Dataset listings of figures
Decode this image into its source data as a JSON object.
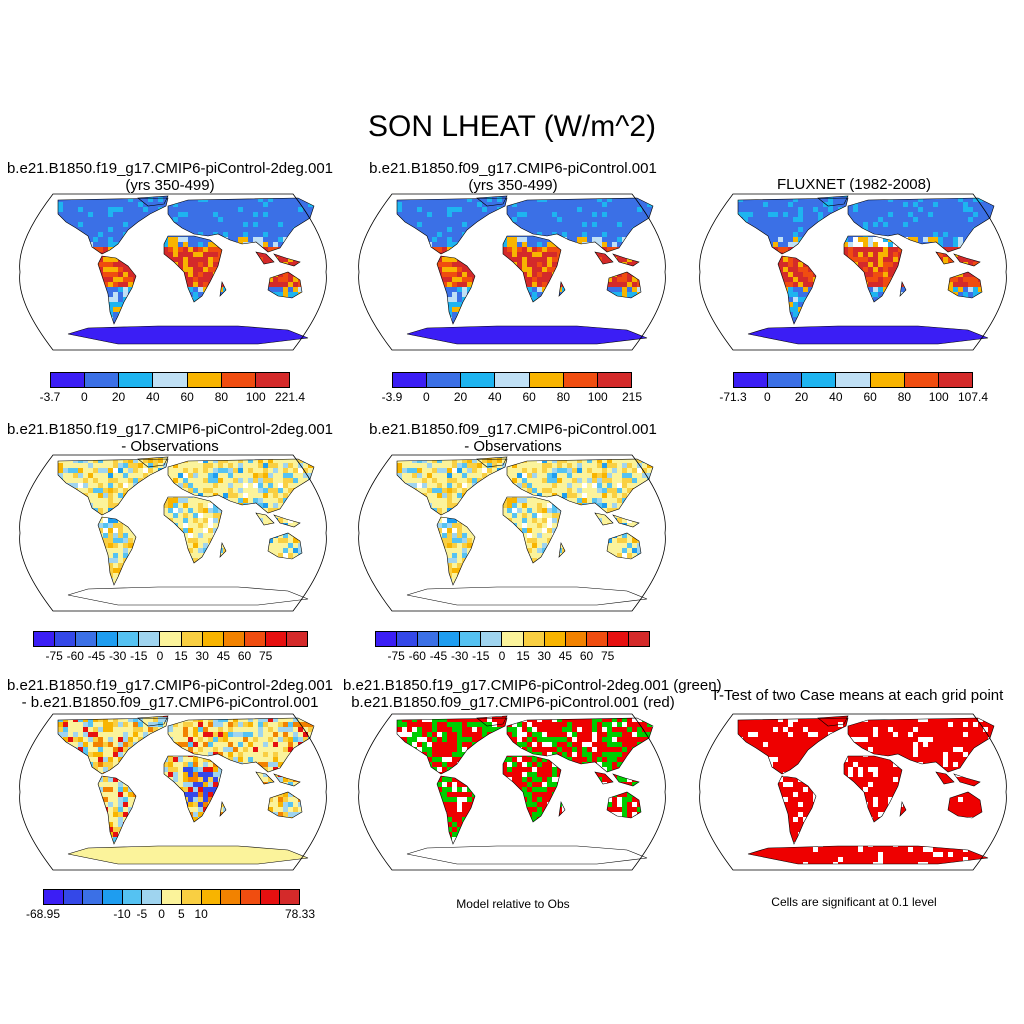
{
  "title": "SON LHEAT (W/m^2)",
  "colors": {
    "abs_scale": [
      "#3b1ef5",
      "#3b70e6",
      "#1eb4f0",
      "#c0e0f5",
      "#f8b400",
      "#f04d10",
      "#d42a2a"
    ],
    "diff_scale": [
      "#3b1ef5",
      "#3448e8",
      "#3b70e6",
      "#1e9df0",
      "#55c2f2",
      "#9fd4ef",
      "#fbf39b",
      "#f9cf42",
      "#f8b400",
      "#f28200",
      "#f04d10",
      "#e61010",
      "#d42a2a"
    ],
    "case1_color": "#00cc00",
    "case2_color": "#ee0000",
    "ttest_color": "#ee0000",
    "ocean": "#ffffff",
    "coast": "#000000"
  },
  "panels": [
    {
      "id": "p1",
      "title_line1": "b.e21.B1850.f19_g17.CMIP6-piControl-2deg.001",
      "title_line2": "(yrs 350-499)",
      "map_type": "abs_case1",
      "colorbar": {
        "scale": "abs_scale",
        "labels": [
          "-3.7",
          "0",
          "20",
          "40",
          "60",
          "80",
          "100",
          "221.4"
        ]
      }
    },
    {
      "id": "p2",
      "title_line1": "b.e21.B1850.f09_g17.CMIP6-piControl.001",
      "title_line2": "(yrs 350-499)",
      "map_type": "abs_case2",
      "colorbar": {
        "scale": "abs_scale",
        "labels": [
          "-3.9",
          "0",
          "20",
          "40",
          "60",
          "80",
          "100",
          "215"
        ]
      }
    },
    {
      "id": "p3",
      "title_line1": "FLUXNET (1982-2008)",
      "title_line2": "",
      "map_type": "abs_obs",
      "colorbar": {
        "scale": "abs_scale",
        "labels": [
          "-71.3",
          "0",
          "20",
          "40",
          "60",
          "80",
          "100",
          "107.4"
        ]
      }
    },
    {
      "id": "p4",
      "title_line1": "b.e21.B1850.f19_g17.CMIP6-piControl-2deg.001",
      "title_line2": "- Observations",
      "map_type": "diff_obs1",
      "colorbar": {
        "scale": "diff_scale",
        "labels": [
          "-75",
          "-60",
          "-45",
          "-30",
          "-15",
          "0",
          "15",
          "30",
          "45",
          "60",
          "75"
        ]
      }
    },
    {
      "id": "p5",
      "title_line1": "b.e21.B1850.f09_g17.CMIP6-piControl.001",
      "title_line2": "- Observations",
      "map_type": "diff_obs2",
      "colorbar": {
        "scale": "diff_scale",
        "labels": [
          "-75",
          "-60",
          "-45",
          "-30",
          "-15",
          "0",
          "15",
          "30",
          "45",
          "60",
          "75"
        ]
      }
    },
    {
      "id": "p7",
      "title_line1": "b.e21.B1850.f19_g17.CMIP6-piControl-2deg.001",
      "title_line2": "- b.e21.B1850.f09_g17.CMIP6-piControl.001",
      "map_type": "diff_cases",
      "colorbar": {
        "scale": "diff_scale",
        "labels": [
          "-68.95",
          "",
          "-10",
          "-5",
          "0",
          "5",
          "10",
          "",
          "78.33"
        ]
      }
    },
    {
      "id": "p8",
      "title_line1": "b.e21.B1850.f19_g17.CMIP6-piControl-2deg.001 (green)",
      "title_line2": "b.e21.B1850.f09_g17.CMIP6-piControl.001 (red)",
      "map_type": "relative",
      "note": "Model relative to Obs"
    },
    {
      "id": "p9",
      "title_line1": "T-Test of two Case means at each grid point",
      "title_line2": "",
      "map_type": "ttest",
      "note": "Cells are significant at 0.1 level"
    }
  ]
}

...

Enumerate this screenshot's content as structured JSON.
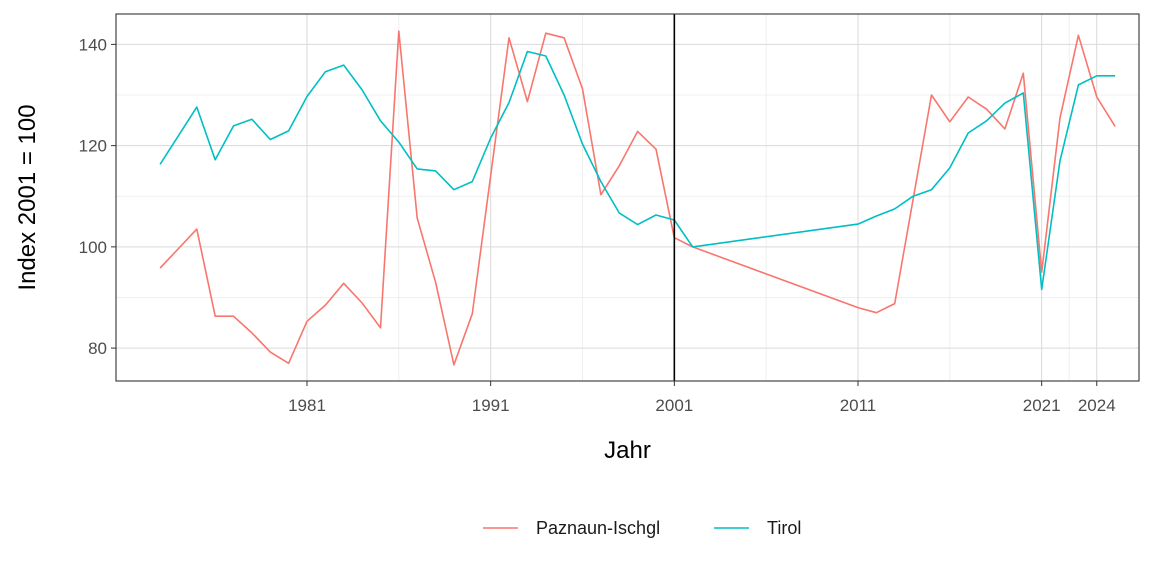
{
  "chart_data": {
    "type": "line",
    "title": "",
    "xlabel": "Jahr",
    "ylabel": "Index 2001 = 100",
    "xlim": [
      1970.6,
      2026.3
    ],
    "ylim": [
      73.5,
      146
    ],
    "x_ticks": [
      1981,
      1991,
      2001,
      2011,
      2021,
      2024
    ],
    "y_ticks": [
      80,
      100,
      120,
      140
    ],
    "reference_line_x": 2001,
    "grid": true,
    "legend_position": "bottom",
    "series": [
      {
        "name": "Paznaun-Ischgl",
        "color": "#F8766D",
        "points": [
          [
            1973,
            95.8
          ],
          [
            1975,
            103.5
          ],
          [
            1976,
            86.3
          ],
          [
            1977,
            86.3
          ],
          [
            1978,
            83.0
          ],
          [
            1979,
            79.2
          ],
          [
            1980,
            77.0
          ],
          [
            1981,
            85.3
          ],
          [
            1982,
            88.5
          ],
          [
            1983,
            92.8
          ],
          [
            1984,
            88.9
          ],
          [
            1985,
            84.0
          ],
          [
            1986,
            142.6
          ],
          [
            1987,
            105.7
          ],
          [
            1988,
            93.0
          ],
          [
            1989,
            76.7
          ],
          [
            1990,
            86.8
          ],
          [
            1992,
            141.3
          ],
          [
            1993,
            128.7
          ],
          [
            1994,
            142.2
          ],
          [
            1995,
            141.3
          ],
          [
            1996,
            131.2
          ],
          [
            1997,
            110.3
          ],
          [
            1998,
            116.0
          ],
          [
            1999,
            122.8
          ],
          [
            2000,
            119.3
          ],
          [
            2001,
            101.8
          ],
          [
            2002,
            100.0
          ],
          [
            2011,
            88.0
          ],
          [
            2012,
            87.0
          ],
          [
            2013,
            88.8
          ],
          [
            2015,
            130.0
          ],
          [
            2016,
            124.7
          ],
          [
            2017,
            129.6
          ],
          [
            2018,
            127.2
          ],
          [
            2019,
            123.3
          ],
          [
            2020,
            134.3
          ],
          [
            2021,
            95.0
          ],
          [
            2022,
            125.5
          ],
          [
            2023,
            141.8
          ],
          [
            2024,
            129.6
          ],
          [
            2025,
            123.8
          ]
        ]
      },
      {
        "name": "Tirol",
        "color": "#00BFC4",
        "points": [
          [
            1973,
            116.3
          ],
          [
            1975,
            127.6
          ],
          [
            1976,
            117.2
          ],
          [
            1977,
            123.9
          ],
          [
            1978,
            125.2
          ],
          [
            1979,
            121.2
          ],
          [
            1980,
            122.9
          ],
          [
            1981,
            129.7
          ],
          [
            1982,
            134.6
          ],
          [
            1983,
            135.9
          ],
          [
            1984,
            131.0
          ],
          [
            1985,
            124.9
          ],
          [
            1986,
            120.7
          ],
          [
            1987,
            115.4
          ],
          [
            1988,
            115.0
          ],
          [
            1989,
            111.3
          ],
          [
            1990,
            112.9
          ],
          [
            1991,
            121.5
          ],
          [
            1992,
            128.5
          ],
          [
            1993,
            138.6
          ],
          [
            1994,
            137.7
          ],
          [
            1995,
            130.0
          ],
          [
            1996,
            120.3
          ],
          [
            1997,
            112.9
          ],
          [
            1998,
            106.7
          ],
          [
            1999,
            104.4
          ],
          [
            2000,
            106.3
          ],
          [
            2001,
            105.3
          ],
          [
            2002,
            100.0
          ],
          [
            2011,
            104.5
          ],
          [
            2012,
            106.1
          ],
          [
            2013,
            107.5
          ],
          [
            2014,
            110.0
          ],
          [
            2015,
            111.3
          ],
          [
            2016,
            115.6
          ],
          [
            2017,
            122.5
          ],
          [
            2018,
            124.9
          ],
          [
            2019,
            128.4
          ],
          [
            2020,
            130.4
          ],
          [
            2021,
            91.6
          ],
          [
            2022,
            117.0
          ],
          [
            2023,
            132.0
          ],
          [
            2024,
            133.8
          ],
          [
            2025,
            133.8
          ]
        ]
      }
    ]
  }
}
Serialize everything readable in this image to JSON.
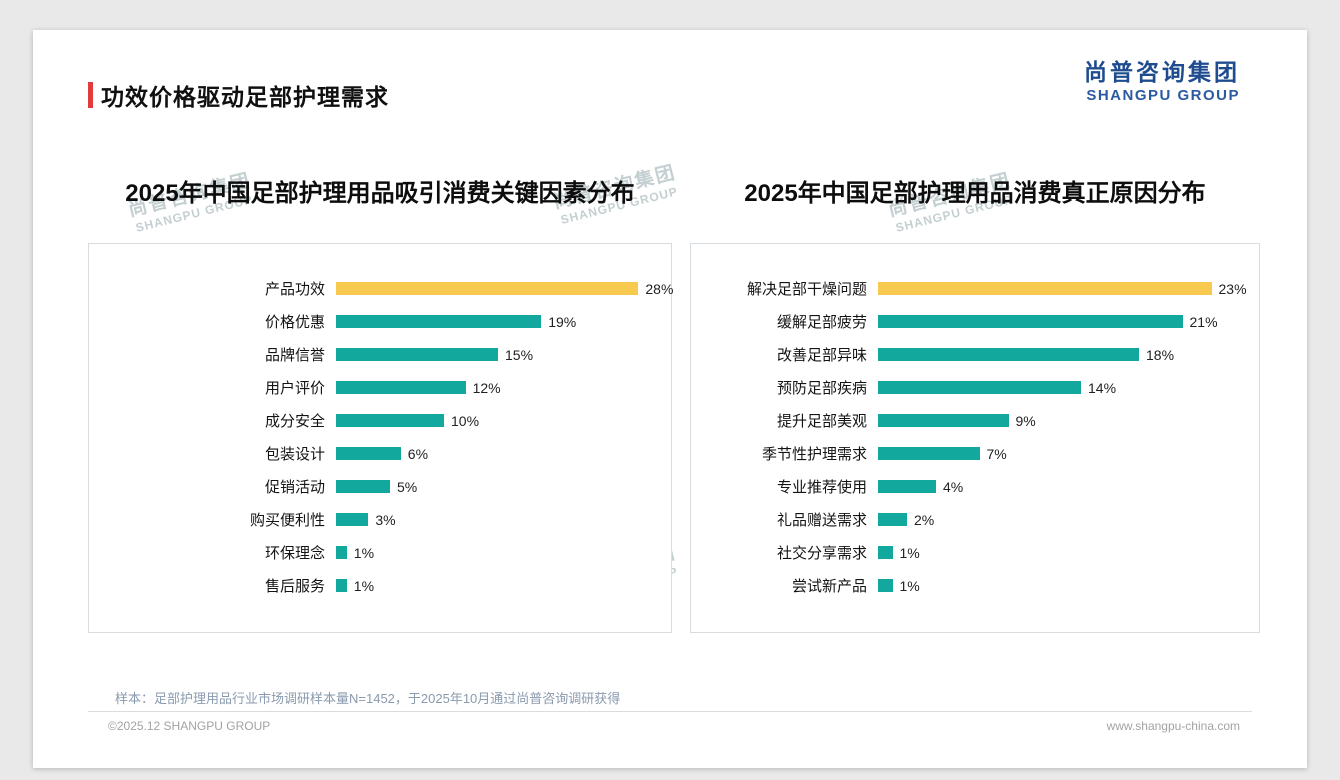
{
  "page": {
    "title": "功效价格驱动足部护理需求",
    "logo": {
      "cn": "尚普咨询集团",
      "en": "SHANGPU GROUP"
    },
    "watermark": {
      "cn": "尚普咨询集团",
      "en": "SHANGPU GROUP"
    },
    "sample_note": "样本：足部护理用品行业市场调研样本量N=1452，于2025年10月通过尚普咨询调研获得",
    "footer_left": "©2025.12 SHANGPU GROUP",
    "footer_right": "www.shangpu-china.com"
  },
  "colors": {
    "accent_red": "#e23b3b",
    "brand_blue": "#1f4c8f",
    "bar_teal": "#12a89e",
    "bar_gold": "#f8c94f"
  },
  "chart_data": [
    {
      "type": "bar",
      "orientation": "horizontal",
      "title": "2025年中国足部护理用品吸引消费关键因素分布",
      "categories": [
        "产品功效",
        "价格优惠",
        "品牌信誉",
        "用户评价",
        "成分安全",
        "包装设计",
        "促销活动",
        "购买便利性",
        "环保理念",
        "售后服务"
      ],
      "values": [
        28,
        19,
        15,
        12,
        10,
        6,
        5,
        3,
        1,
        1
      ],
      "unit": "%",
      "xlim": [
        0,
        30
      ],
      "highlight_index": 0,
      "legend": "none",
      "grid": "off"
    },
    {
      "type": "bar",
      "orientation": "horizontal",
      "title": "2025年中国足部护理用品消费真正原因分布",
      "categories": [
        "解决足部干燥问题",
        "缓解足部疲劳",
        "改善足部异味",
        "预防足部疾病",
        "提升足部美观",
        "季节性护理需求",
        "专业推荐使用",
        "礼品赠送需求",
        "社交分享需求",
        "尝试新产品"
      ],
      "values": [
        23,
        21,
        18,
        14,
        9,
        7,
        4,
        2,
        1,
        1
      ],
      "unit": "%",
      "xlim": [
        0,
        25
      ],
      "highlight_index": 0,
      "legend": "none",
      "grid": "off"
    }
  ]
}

→ **Written task**
Lines that include the word "image" — how many are there in the data? Answer with the number alone.

→ **The output**
2